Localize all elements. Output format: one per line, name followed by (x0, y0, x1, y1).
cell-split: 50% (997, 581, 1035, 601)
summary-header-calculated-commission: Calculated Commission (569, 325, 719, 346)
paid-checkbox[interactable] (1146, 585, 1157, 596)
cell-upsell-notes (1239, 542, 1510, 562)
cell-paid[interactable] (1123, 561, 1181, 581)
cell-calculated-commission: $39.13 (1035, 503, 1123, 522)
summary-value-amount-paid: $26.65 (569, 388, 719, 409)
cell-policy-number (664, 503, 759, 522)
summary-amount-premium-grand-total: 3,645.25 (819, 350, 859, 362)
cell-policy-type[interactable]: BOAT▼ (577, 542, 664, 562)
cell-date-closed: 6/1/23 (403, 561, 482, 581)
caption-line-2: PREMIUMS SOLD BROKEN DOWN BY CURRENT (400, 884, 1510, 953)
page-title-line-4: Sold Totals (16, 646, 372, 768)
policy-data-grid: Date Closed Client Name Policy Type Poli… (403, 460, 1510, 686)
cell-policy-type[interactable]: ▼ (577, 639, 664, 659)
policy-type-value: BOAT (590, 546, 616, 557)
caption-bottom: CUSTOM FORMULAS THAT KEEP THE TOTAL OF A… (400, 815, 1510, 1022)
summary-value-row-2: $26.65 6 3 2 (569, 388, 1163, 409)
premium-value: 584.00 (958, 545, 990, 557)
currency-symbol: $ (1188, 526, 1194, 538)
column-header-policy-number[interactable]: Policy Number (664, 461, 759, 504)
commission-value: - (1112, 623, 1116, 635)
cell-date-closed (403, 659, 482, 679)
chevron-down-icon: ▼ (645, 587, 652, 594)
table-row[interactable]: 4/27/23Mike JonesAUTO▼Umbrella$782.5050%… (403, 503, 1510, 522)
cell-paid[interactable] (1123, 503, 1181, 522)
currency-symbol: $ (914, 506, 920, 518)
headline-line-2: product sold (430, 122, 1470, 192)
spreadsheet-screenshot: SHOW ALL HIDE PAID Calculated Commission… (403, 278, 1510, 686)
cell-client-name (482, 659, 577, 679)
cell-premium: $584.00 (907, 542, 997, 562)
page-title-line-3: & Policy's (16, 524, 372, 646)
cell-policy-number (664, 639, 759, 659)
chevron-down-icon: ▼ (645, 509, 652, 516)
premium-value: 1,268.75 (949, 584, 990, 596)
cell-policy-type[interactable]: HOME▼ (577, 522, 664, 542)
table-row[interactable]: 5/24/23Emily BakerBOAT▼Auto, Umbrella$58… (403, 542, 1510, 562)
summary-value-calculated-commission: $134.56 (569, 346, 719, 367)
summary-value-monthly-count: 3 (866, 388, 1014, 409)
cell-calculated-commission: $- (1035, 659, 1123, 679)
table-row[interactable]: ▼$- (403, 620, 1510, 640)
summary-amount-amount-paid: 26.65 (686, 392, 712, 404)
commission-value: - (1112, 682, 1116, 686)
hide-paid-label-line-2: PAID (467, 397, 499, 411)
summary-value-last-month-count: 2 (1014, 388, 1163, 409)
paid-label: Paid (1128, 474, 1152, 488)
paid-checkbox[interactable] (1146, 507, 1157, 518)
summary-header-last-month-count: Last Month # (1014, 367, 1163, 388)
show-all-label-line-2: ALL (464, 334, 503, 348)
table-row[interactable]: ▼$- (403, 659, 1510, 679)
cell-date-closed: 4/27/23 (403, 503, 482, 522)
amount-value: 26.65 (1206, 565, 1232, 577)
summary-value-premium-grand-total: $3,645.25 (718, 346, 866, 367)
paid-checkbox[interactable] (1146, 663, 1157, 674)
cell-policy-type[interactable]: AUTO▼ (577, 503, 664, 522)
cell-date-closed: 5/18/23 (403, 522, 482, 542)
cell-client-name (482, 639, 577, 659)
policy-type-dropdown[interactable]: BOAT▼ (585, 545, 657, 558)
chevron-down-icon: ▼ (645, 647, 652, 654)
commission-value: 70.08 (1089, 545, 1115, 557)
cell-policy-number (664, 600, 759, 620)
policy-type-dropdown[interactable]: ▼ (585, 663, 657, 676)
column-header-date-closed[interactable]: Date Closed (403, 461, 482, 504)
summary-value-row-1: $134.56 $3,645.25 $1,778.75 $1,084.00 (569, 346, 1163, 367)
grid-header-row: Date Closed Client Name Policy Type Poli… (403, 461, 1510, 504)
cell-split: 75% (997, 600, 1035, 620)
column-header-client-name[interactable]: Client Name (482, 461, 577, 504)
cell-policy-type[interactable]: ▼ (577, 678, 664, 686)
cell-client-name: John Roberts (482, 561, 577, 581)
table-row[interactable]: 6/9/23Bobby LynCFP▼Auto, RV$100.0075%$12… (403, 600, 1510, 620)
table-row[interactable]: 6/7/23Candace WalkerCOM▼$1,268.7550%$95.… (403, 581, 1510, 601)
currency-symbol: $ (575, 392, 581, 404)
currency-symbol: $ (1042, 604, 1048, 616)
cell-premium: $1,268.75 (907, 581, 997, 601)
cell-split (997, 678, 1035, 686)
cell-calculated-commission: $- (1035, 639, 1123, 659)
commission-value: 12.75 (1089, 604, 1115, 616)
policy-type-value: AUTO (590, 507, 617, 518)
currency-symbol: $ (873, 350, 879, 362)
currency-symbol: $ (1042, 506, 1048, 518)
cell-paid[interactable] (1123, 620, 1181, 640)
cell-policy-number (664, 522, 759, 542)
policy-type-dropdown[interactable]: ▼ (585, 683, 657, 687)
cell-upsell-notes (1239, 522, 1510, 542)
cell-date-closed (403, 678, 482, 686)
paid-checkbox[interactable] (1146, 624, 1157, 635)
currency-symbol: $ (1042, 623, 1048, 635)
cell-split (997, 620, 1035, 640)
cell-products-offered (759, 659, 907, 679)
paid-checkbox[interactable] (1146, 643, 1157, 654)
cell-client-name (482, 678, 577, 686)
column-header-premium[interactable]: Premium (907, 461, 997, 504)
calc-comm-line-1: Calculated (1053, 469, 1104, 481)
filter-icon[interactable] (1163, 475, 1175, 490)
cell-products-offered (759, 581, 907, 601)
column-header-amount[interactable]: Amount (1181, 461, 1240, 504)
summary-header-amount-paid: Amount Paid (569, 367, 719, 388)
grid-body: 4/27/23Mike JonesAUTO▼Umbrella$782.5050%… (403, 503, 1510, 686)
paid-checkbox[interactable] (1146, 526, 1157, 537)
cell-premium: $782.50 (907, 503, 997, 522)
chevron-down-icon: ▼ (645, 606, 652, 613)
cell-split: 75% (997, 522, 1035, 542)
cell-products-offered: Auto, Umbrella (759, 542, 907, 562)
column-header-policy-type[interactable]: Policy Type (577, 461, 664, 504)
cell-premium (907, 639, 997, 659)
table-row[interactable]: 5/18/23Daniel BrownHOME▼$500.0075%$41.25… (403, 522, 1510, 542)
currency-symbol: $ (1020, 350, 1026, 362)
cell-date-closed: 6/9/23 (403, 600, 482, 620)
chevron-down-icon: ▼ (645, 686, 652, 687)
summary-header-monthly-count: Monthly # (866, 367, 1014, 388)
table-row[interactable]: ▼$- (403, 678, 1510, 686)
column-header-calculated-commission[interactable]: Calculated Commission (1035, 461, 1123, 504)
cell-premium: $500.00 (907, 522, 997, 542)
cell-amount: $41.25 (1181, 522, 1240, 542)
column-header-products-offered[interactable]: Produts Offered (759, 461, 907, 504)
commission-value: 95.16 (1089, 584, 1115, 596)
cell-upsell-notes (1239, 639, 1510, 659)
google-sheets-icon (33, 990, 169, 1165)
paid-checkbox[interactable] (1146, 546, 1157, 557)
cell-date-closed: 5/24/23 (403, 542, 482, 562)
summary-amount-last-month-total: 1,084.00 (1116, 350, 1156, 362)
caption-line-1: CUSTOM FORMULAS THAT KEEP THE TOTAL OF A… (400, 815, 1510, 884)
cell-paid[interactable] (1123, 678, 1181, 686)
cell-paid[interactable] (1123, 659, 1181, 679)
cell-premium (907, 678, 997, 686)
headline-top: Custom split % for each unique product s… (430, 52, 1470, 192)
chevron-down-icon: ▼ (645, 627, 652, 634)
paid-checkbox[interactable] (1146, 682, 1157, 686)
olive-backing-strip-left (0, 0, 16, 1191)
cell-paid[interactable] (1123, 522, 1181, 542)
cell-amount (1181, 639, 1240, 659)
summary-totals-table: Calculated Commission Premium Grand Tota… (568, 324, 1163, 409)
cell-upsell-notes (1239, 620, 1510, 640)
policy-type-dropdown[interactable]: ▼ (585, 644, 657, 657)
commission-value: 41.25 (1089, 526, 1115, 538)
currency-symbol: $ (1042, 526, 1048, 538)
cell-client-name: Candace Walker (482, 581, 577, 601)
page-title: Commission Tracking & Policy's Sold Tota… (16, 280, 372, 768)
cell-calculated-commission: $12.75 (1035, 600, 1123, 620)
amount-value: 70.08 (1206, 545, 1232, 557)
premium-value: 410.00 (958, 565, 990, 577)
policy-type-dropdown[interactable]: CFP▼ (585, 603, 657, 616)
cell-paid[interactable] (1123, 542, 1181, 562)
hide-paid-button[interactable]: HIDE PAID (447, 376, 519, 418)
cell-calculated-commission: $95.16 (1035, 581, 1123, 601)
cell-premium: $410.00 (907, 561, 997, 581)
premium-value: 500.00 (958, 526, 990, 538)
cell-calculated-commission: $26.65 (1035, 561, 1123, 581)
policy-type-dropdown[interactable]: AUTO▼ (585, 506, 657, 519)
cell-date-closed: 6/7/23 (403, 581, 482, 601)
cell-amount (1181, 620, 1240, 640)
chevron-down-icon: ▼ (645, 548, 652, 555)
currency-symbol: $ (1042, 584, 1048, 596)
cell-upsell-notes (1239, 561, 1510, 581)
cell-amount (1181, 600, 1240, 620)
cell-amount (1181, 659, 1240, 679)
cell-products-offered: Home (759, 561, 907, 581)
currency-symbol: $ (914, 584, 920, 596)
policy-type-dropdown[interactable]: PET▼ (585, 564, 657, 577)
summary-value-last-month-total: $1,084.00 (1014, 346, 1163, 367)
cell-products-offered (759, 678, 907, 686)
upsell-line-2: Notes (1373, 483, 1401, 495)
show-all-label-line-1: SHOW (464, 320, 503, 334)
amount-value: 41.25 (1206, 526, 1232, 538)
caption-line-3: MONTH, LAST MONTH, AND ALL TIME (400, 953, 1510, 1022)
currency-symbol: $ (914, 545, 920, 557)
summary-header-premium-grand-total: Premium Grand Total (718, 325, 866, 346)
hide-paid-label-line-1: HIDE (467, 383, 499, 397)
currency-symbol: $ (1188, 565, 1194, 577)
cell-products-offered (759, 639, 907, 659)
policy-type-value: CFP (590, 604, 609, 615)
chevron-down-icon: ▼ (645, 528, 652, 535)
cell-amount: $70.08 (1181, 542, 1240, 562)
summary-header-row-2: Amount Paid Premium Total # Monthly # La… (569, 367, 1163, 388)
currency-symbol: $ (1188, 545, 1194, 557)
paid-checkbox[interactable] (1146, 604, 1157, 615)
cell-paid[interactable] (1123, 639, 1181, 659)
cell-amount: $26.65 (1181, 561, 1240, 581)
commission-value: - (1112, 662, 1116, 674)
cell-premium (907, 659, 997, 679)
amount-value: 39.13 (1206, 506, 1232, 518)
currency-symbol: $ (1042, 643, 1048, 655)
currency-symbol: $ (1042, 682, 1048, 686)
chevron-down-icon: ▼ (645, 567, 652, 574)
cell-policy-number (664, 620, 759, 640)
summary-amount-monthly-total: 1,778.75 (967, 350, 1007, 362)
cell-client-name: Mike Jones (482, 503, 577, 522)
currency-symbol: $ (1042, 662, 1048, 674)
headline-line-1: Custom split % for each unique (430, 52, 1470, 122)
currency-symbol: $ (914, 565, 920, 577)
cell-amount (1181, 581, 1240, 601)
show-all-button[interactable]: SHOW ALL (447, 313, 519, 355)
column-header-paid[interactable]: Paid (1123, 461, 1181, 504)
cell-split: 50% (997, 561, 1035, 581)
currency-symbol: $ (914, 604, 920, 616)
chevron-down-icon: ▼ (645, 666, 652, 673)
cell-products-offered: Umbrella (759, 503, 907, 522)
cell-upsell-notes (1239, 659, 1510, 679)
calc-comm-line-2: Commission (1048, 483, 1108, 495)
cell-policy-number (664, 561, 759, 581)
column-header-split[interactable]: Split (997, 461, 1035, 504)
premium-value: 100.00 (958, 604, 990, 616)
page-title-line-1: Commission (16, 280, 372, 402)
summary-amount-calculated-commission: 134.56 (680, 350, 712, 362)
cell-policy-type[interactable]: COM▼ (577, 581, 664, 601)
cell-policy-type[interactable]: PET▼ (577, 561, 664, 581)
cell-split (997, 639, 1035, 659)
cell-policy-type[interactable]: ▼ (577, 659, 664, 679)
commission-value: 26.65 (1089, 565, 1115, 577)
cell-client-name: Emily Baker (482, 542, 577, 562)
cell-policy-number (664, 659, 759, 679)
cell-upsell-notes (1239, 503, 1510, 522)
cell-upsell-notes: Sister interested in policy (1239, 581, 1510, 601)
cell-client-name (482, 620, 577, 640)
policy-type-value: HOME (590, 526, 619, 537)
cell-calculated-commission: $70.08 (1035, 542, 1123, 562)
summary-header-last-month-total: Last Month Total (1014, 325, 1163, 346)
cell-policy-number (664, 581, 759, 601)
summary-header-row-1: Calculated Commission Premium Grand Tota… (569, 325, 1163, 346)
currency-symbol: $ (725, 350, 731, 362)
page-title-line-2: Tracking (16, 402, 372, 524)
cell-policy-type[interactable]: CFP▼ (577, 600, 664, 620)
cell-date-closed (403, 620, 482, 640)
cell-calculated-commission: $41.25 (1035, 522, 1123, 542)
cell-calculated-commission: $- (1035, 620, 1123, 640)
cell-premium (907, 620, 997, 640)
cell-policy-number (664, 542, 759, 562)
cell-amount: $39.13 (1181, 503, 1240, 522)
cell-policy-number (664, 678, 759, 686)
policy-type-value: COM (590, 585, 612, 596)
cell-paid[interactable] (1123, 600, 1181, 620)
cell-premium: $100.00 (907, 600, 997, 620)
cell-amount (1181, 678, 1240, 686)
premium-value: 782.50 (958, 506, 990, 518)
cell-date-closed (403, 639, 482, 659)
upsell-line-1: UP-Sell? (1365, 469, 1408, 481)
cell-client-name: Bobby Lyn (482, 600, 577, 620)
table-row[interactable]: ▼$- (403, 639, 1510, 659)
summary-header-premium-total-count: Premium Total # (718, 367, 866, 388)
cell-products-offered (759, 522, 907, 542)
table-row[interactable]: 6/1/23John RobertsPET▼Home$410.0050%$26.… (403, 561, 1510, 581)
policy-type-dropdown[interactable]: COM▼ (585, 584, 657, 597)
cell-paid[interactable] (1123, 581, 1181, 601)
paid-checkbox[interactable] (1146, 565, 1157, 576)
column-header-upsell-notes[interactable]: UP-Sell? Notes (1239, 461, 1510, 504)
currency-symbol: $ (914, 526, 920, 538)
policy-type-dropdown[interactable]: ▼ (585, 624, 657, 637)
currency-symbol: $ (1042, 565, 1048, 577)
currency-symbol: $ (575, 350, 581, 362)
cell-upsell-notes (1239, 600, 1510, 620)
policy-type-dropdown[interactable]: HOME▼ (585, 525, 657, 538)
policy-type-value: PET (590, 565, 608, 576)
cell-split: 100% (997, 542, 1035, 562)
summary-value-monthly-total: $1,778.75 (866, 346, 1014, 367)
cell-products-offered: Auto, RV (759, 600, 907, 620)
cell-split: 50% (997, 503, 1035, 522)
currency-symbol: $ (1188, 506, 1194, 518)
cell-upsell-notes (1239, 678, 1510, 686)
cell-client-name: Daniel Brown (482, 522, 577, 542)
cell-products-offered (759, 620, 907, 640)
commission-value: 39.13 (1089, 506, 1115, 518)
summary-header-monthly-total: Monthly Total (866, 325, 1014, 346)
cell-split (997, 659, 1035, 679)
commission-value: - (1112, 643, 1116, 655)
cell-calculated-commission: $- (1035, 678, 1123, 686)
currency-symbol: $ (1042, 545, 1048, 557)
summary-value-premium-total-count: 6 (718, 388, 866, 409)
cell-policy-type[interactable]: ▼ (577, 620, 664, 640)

The task: Copy the rows above word for word, from the first line through the line containing "cell-policy-type[interactable]: HOME▼ (577, 522, 664, 542)".

Answer to the problem:
Localize all elements. Output format: one per line, name followed by (x0, y0, x1, y1).
cell-split: 50% (997, 581, 1035, 601)
summary-header-calculated-commission: Calculated Commission (569, 325, 719, 346)
paid-checkbox[interactable] (1146, 585, 1157, 596)
cell-upsell-notes (1239, 542, 1510, 562)
cell-paid[interactable] (1123, 561, 1181, 581)
cell-calculated-commission: $39.13 (1035, 503, 1123, 522)
summary-value-amount-paid: $26.65 (569, 388, 719, 409)
cell-policy-number (664, 503, 759, 522)
summary-amount-premium-grand-total: 3,645.25 (819, 350, 859, 362)
cell-policy-type[interactable]: BOAT▼ (577, 542, 664, 562)
cell-date-closed: 6/1/23 (403, 561, 482, 581)
caption-line-2: PREMIUMS SOLD BROKEN DOWN BY CURRENT (400, 884, 1510, 953)
page-title-line-4: Sold Totals (16, 646, 372, 768)
policy-data-grid: Date Closed Client Name Policy Type Poli… (403, 460, 1510, 686)
cell-policy-type[interactable]: ▼ (577, 639, 664, 659)
policy-type-value: BOAT (590, 546, 616, 557)
caption-bottom: CUSTOM FORMULAS THAT KEEP THE TOTAL OF A… (400, 815, 1510, 1022)
summary-value-row-2: $26.65 6 3 2 (569, 388, 1163, 409)
premium-value: 584.00 (958, 545, 990, 557)
currency-symbol: $ (1188, 526, 1194, 538)
column-header-policy-number[interactable]: Policy Number (664, 461, 759, 504)
commission-value: - (1112, 623, 1116, 635)
cell-date-closed (403, 659, 482, 679)
chevron-down-icon: ▼ (645, 587, 652, 594)
table-row[interactable]: 4/27/23Mike JonesAUTO▼Umbrella$782.5050%… (403, 503, 1510, 522)
cell-paid[interactable] (1123, 503, 1181, 522)
currency-symbol: $ (914, 506, 920, 518)
headline-line-2: product sold (430, 122, 1470, 192)
spreadsheet-screenshot: SHOW ALL HIDE PAID Calculated Commission… (403, 278, 1510, 686)
cell-client-name (482, 659, 577, 679)
cell-premium: $584.00 (907, 542, 997, 562)
page-title-line-3: & Policy's (16, 524, 372, 646)
cell-policy-number (664, 639, 759, 659)
chevron-down-icon: ▼ (645, 509, 652, 516)
premium-value: 1,268.75 (949, 584, 990, 596)
cell-policy-type[interactable]: HOME▼ (577, 522, 664, 542)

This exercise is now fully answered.